» **Task directions**
Go through the material below and copy each line where the word "Happy" appears.

★ ★ ★

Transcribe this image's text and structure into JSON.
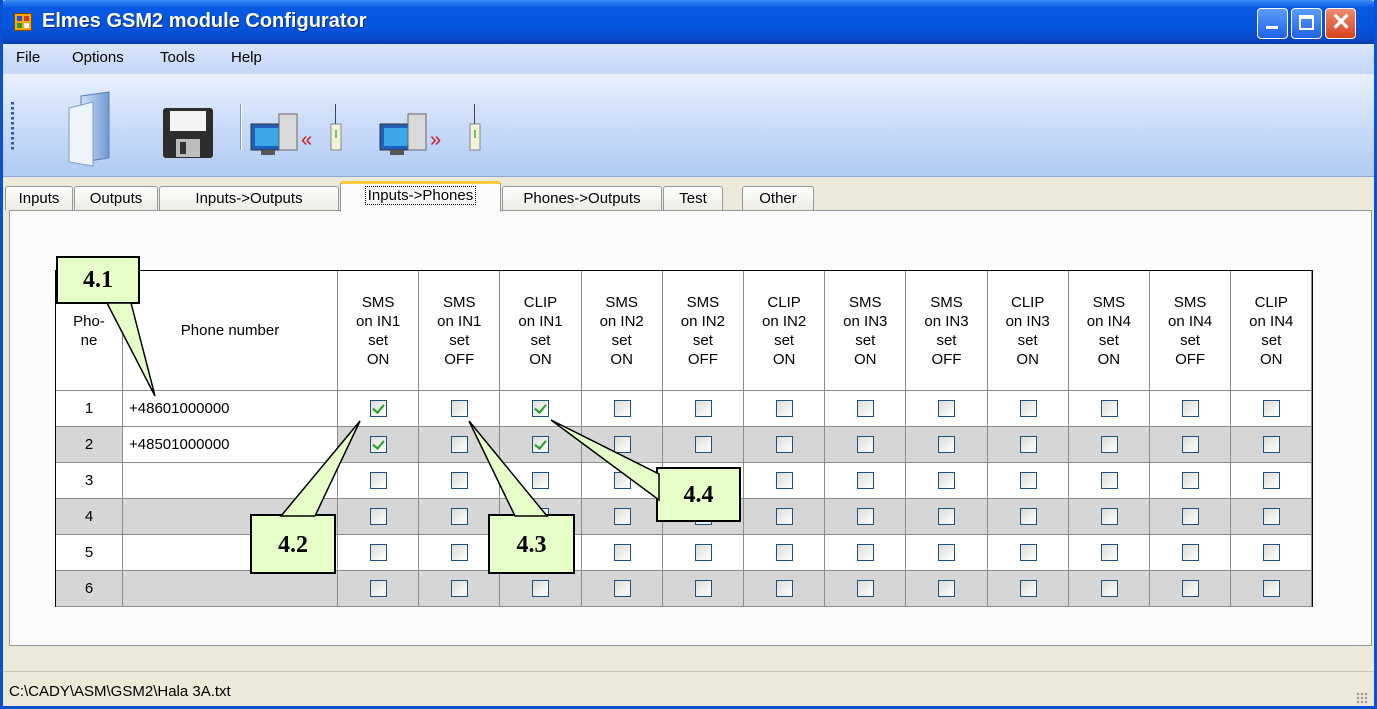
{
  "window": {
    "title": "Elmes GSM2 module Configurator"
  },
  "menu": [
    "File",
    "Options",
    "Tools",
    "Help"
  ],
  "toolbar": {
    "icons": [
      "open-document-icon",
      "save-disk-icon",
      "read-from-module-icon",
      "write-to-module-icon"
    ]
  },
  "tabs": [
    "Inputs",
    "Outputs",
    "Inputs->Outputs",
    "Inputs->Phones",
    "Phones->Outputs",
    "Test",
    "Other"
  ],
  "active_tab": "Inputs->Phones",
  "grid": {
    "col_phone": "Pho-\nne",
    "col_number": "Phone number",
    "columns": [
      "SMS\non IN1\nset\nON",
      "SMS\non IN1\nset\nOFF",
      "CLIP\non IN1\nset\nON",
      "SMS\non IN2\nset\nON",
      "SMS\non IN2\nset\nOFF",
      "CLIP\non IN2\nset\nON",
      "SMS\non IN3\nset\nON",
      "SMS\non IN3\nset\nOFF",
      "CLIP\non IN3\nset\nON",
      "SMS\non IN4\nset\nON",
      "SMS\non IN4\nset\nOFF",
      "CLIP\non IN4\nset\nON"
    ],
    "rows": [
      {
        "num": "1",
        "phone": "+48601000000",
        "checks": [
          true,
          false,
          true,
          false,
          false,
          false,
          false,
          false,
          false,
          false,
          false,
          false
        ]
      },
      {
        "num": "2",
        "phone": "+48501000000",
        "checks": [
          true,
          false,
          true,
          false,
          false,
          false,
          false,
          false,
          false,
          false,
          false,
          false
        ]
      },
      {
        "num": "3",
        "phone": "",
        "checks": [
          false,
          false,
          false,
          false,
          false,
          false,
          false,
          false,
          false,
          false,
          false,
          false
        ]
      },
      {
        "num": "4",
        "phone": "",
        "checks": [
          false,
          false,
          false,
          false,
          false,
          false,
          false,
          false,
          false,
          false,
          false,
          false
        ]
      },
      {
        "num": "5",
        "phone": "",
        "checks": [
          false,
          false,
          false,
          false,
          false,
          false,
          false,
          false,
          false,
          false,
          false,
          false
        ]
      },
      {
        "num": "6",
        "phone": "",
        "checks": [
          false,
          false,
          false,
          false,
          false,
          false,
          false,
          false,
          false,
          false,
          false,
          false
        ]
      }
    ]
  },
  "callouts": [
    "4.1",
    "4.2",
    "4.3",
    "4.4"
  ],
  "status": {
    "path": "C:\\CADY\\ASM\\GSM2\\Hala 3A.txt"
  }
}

★ ★ ★

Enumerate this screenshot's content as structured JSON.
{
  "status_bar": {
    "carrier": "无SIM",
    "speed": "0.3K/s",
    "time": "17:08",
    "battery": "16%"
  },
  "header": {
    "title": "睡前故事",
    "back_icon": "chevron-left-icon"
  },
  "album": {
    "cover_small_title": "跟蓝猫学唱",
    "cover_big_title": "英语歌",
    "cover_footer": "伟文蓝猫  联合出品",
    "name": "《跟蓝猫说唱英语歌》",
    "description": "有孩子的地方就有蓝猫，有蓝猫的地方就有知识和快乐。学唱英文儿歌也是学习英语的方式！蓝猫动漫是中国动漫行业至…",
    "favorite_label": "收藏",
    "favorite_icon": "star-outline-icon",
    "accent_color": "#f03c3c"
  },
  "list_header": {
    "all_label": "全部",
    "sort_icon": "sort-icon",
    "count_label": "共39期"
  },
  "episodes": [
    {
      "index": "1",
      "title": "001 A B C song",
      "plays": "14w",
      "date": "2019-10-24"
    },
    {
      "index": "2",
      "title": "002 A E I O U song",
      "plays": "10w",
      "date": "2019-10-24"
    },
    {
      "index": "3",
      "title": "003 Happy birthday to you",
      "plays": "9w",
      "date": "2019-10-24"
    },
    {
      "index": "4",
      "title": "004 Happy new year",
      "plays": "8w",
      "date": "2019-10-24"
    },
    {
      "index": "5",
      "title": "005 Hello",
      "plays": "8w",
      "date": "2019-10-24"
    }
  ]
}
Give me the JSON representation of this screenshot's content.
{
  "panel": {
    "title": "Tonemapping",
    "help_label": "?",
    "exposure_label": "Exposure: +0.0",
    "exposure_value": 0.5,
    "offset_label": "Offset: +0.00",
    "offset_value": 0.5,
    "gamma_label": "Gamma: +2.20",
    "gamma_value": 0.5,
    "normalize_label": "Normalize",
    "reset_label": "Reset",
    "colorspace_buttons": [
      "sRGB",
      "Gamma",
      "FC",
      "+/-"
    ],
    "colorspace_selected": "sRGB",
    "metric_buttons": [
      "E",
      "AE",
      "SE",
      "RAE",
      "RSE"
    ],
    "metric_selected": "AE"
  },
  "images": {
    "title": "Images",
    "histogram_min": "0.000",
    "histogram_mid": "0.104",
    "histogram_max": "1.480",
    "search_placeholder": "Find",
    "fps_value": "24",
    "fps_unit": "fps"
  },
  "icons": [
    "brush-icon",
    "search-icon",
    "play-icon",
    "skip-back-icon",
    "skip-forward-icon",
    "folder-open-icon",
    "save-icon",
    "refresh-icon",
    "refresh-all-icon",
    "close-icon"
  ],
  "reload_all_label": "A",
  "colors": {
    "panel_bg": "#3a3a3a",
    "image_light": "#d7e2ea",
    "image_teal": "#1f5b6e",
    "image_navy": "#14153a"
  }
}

★ ★ ★

» **The response**
      "title": "003 Happy birthday to you",
      "title": "004 Happy new year",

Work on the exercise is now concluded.